(Records from a collection of figures)
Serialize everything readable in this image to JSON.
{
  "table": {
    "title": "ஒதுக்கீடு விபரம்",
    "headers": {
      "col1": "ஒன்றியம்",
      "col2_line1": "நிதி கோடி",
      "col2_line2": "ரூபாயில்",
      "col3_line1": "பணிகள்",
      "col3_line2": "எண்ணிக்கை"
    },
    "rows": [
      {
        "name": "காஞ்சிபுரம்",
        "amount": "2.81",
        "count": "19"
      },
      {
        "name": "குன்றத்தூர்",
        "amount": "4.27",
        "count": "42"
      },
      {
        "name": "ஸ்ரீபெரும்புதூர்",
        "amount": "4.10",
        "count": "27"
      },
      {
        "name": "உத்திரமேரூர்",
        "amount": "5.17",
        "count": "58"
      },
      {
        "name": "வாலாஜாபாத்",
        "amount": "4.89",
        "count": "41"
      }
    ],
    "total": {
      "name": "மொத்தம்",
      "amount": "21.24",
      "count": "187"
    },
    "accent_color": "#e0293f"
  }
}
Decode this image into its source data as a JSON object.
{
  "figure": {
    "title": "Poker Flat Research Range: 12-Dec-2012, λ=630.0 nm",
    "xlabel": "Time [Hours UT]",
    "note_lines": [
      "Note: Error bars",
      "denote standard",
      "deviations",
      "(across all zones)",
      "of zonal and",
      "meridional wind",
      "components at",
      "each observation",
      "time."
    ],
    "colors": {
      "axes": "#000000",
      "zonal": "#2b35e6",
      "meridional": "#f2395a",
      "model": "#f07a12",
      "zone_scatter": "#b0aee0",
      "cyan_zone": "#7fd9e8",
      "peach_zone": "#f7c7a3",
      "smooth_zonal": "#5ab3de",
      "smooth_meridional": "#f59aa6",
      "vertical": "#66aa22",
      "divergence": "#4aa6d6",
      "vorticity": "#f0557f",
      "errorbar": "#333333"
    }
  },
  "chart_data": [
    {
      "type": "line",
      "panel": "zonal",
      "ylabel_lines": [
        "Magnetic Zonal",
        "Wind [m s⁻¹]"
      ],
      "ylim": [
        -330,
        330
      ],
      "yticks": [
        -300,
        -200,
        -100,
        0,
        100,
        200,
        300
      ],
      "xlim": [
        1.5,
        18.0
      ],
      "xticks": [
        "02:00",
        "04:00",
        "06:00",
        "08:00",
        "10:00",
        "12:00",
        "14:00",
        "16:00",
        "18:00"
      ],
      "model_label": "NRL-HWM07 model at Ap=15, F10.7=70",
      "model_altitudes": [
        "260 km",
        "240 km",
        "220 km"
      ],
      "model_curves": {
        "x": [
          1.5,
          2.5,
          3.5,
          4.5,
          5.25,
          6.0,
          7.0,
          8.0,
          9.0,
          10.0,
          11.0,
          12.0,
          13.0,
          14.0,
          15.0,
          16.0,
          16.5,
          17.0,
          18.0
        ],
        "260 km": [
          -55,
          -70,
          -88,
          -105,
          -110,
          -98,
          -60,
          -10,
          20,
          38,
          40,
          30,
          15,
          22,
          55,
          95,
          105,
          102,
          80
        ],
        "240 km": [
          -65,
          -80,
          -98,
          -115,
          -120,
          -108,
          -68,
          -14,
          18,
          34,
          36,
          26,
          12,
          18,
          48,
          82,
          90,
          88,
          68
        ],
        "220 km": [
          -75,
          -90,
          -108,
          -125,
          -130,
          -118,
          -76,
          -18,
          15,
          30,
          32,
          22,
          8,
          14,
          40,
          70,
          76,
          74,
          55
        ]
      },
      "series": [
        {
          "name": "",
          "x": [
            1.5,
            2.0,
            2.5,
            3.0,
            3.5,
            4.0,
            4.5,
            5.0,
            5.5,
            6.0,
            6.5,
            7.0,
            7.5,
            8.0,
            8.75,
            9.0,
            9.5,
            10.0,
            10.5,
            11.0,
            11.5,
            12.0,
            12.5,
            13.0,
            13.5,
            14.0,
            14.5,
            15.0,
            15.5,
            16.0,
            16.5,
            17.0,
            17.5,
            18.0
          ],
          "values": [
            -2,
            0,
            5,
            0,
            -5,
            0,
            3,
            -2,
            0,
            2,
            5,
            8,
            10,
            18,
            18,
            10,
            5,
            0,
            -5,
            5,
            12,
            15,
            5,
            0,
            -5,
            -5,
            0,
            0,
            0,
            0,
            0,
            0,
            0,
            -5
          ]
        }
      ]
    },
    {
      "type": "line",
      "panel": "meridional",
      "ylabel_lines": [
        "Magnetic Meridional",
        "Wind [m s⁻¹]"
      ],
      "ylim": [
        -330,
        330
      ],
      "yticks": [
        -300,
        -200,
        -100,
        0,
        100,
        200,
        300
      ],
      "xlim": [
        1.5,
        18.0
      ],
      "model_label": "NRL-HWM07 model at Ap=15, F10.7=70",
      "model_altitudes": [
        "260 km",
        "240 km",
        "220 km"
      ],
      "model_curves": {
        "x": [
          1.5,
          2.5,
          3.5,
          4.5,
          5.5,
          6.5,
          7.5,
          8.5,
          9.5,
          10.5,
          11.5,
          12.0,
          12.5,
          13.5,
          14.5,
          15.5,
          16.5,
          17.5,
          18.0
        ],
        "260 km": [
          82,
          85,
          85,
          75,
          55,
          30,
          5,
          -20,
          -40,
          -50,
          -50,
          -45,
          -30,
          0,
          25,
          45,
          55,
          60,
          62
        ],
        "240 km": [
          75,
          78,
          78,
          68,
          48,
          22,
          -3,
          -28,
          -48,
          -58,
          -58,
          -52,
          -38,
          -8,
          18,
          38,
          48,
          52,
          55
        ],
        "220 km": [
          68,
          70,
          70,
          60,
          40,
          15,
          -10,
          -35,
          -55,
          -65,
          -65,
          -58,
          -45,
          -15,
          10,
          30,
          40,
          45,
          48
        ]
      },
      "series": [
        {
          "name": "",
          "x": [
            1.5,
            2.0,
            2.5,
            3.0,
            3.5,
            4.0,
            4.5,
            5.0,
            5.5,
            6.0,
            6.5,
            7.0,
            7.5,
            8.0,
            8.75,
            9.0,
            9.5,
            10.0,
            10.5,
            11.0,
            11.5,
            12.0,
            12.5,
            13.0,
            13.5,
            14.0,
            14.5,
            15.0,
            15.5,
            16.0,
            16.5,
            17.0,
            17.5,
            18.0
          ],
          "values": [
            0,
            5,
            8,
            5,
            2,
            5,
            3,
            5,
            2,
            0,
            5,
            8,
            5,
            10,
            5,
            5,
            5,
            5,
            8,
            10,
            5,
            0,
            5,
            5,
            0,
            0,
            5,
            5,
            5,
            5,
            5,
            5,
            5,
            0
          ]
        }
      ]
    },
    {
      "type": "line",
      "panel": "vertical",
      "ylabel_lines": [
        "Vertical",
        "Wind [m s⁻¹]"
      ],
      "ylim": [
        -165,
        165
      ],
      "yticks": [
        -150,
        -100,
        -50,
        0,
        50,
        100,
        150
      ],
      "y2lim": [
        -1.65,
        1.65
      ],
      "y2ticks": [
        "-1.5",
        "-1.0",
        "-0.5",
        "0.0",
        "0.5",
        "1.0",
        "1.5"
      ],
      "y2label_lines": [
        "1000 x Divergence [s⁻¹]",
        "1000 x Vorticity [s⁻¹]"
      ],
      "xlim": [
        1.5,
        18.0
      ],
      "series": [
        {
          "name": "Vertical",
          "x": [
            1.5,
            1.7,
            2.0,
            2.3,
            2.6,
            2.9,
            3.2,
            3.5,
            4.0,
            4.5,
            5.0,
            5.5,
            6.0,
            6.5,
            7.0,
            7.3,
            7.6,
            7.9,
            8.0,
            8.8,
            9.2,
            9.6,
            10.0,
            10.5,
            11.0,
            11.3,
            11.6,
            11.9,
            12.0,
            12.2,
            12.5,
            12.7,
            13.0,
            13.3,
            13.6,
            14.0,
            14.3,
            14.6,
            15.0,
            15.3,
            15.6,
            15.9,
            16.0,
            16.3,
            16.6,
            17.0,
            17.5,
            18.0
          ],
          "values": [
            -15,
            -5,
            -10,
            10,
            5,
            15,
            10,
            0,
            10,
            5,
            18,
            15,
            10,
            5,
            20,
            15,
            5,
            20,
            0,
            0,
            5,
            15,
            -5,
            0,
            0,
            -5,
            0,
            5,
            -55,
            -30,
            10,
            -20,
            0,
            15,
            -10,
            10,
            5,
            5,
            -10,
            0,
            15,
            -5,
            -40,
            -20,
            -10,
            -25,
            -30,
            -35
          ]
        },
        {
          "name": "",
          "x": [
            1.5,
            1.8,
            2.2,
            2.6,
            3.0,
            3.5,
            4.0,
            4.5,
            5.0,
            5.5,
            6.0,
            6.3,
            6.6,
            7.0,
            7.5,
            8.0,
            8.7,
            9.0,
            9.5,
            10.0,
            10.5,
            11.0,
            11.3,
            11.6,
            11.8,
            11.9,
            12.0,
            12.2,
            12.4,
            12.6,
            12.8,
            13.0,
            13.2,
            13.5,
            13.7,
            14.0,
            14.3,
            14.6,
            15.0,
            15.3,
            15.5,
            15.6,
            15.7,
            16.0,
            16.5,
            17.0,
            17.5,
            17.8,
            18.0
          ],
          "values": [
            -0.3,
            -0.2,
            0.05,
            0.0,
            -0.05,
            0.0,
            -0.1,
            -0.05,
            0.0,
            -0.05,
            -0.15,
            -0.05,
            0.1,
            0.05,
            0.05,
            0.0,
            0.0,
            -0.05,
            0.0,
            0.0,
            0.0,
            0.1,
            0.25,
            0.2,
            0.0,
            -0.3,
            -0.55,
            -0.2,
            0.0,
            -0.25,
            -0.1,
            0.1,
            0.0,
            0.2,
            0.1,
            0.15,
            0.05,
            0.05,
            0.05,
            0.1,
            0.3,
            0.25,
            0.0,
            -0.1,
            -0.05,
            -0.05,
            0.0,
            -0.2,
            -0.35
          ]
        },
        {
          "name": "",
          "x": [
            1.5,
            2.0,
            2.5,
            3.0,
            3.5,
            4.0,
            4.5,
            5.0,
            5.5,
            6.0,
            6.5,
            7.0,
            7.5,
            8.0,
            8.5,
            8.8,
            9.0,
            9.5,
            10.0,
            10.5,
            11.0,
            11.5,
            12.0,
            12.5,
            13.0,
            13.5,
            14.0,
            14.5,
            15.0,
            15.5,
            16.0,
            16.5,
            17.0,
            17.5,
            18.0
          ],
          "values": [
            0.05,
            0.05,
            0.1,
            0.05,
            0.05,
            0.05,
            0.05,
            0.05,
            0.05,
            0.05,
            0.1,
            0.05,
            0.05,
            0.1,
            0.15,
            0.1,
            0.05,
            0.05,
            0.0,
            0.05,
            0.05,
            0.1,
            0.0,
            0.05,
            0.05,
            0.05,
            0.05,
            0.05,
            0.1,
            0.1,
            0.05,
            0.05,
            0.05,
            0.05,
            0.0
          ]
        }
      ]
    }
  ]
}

What you should do: Copy out each line of the data containing the string "JSON".

Output of the exercise:
Serialize everything readable in this image to JSON.
Decode this image into its source data as a JSON object.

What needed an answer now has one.